[Figure record extracts]
-------
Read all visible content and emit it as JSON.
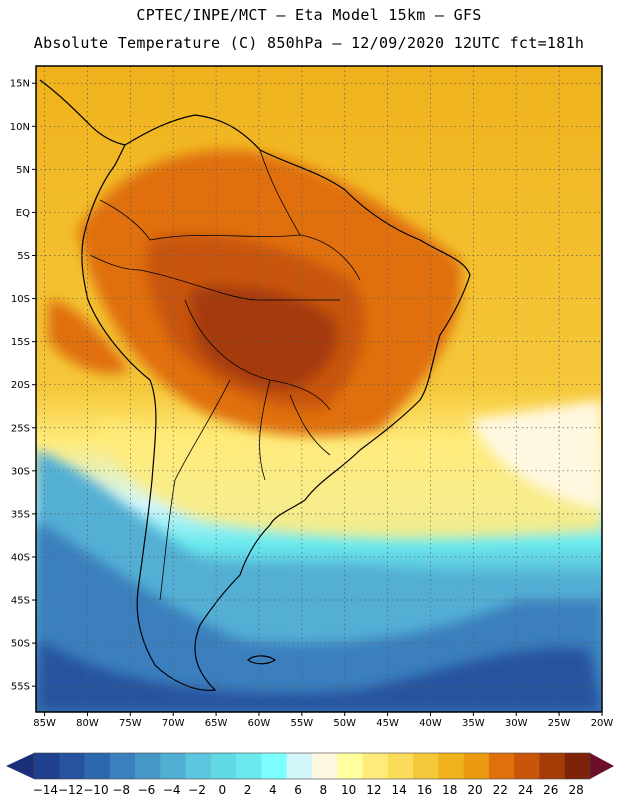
{
  "header": {
    "line1": "CPTEC/INPE/MCT –  Eta Model 15km – GFS",
    "line2": "Absolute Temperature (C) 850hPa – 12/09/2020 12UTC fct=181h"
  },
  "map": {
    "latitude_labels": [
      "15N",
      "10N",
      "5N",
      "EQ",
      "5S",
      "10S",
      "15S",
      "20S",
      "25S",
      "30S",
      "35S",
      "40S",
      "45S",
      "50S",
      "55S"
    ],
    "longitude_labels": [
      "85W",
      "80W",
      "75W",
      "70W",
      "65W",
      "60W",
      "55W",
      "50W",
      "45W",
      "40W",
      "35W",
      "30W",
      "25W",
      "20W"
    ],
    "grid_lat_values": [
      15,
      10,
      5,
      0,
      -5,
      -10,
      -15,
      -20,
      -25,
      -30,
      -35,
      -40,
      -45,
      -50,
      -55
    ],
    "grid_lon_values": [
      -85,
      -80,
      -75,
      -70,
      -65,
      -60,
      -55,
      -50,
      -45,
      -40,
      -35,
      -30,
      -25,
      -20
    ],
    "lat_range": [
      -58,
      17
    ],
    "lon_range": [
      -86,
      -20
    ]
  },
  "colorbar": {
    "labels": [
      "-14",
      "-12",
      "-10",
      "-8",
      "-6",
      "-4",
      "-2",
      "0",
      "2",
      "4",
      "6",
      "8",
      "10",
      "12",
      "14",
      "16",
      "18",
      "20",
      "22",
      "24",
      "26",
      "28"
    ],
    "colors": [
      "#1f3f8f",
      "#26529f",
      "#2d68ae",
      "#3a7fbe",
      "#4696c8",
      "#52afd4",
      "#5cc6de",
      "#62dae6",
      "#6be9ee",
      "#7bffff",
      "#d2f6fa",
      "#fff8e1",
      "#ffff9e",
      "#ffeb7a",
      "#fbdc5a",
      "#f5c83a",
      "#f0b21c",
      "#eb9a10",
      "#e0700b",
      "#c85509",
      "#a53b07",
      "#7e230a"
    ],
    "under_color": "#1a2e7a",
    "over_color": "#6b0f2a"
  }
}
-------
Set exercise => Reproduce every line exactly and omit all pictures.

Task response =>
Read all visible content and emit it as JSON.
{
  "header": {
    "line1": "CPTEC/INPE/MCT –  Eta Model 15km – GFS",
    "line2": "Absolute Temperature (C) 850hPa – 12/09/2020 12UTC fct=181h"
  },
  "map": {
    "latitude_labels": [
      "15N",
      "10N",
      "5N",
      "EQ",
      "5S",
      "10S",
      "15S",
      "20S",
      "25S",
      "30S",
      "35S",
      "40S",
      "45S",
      "50S",
      "55S"
    ],
    "longitude_labels": [
      "85W",
      "80W",
      "75W",
      "70W",
      "65W",
      "60W",
      "55W",
      "50W",
      "45W",
      "40W",
      "35W",
      "30W",
      "25W",
      "20W"
    ],
    "grid_lat_values": [
      15,
      10,
      5,
      0,
      -5,
      -10,
      -15,
      -20,
      -25,
      -30,
      -35,
      -40,
      -45,
      -50,
      -55
    ],
    "grid_lon_values": [
      -85,
      -80,
      -75,
      -70,
      -65,
      -60,
      -55,
      -50,
      -45,
      -40,
      -35,
      -30,
      -25,
      -20
    ],
    "lat_range": [
      -58,
      17
    ],
    "lon_range": [
      -86,
      -20
    ]
  },
  "colorbar": {
    "labels": [
      "-14",
      "-12",
      "-10",
      "-8",
      "-6",
      "-4",
      "-2",
      "0",
      "2",
      "4",
      "6",
      "8",
      "10",
      "12",
      "14",
      "16",
      "18",
      "20",
      "22",
      "24",
      "26",
      "28"
    ],
    "colors": [
      "#1f3f8f",
      "#26529f",
      "#2d68ae",
      "#3a7fbe",
      "#4696c8",
      "#52afd4",
      "#5cc6de",
      "#62dae6",
      "#6be9ee",
      "#7bffff",
      "#d2f6fa",
      "#fff8e1",
      "#ffff9e",
      "#ffeb7a",
      "#fbdc5a",
      "#f5c83a",
      "#f0b21c",
      "#eb9a10",
      "#e0700b",
      "#c85509",
      "#a53b07",
      "#7e230a"
    ],
    "under_color": "#1a2e7a",
    "over_color": "#6b0f2a"
  }
}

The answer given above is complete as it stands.